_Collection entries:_

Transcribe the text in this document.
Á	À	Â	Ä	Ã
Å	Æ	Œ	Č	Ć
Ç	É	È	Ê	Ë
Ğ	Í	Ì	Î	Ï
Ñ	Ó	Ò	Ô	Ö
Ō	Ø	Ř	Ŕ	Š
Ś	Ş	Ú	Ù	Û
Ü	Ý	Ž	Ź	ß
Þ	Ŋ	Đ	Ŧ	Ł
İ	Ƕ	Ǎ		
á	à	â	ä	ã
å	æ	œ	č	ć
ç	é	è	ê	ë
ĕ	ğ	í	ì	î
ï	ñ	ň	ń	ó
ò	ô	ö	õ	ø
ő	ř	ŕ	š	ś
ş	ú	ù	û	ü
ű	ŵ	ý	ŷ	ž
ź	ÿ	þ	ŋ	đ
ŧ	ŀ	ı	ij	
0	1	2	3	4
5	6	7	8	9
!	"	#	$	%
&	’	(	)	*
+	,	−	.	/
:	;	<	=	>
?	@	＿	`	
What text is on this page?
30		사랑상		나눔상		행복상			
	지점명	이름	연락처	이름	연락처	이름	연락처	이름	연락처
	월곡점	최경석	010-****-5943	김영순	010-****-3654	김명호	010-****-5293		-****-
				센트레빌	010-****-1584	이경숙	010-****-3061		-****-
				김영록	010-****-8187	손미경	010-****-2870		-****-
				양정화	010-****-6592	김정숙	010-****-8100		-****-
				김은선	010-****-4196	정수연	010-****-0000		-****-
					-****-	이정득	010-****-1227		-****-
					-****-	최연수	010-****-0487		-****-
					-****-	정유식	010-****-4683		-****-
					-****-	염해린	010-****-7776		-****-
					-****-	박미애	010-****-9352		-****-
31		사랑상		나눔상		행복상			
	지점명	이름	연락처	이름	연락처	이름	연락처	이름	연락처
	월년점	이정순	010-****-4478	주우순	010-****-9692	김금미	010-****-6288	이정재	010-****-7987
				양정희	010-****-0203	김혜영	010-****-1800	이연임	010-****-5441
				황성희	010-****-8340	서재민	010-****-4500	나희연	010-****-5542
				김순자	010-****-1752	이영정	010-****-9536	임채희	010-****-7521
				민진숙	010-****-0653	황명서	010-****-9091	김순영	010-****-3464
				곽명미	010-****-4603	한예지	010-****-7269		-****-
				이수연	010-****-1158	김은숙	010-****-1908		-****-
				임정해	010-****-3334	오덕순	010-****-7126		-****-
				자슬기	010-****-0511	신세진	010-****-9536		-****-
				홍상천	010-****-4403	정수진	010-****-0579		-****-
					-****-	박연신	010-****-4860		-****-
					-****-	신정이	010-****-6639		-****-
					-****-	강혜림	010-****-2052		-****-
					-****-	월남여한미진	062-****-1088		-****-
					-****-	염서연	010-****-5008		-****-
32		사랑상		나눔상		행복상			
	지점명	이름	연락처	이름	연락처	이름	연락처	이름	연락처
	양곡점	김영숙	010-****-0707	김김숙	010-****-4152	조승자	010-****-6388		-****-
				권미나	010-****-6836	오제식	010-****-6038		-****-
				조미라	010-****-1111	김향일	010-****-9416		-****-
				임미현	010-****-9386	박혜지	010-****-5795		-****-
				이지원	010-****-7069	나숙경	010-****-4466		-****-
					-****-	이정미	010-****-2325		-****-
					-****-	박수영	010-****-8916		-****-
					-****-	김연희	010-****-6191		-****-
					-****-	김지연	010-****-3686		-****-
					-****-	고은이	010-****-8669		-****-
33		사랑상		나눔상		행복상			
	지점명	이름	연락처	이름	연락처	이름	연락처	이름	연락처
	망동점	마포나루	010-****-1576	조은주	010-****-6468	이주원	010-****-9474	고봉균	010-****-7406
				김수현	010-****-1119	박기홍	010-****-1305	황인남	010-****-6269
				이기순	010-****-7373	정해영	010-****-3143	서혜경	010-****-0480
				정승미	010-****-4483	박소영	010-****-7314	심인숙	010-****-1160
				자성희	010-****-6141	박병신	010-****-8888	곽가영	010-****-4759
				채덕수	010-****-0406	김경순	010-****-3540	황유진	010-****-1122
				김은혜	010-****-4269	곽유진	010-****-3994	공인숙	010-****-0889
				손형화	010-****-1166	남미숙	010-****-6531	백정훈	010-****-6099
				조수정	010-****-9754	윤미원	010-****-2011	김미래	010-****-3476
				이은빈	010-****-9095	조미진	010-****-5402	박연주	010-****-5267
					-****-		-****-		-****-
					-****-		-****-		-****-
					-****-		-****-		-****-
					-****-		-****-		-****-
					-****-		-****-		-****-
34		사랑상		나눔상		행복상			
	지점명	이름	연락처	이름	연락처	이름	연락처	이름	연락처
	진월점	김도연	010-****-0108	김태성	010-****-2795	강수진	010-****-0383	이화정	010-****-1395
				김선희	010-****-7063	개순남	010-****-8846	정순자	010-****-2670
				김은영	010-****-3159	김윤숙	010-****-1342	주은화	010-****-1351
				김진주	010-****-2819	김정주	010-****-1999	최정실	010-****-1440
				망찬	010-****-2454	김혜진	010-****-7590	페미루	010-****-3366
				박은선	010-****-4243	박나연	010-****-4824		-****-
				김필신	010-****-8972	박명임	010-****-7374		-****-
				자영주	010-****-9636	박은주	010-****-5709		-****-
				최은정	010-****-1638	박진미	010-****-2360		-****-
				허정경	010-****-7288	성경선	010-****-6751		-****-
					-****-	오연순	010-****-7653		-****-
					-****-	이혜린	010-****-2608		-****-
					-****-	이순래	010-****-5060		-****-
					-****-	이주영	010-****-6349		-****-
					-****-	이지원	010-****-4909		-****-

_EXERCISE DIRECTIONS:_
Check each line above for the word "this", and copy the lines where it appears.

_WRITTEN ANSWER:_
Transcribe the text in this document.
What text is on this page?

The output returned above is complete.